WHAT THE TASK REQUIRES: Search the data for the string "credit" and extract every line where it appears.

INPUT ROWS:
==========

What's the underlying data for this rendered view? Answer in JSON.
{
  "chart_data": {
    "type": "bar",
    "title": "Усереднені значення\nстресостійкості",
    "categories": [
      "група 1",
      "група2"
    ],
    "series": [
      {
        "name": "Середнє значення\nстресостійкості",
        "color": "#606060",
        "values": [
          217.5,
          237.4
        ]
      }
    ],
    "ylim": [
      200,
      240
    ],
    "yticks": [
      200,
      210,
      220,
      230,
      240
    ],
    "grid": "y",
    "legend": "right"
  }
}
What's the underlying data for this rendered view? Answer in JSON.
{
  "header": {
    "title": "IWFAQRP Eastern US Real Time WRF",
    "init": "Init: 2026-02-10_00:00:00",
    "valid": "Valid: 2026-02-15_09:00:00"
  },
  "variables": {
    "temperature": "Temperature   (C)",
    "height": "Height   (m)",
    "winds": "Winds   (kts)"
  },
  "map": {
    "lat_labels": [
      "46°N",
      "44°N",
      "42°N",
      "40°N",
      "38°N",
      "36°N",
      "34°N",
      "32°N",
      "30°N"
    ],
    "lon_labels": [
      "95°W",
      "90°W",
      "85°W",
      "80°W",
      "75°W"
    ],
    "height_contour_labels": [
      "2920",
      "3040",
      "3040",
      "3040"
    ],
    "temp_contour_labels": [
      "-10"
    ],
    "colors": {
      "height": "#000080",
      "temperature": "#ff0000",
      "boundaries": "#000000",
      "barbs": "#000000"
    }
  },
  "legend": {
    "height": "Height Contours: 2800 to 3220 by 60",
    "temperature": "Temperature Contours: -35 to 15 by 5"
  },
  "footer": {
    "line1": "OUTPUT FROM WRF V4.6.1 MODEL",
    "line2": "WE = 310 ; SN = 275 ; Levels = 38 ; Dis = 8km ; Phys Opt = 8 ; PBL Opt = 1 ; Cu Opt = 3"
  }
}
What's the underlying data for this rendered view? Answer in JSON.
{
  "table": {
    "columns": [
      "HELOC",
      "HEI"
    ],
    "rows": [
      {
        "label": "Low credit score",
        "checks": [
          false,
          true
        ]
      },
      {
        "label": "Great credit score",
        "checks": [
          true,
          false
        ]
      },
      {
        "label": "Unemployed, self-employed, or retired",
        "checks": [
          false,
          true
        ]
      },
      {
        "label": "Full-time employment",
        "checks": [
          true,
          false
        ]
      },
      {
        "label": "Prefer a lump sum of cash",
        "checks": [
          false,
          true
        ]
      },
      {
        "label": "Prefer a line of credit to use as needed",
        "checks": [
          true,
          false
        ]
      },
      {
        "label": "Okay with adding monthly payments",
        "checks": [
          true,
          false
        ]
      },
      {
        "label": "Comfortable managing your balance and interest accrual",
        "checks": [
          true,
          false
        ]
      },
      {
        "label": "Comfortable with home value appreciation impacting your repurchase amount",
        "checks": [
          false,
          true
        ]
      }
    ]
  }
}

==========

THE SOLUTION:
        "label": "Low credit score",
        "label": "Great credit score",
        "label": "Prefer a line of credit to use as needed",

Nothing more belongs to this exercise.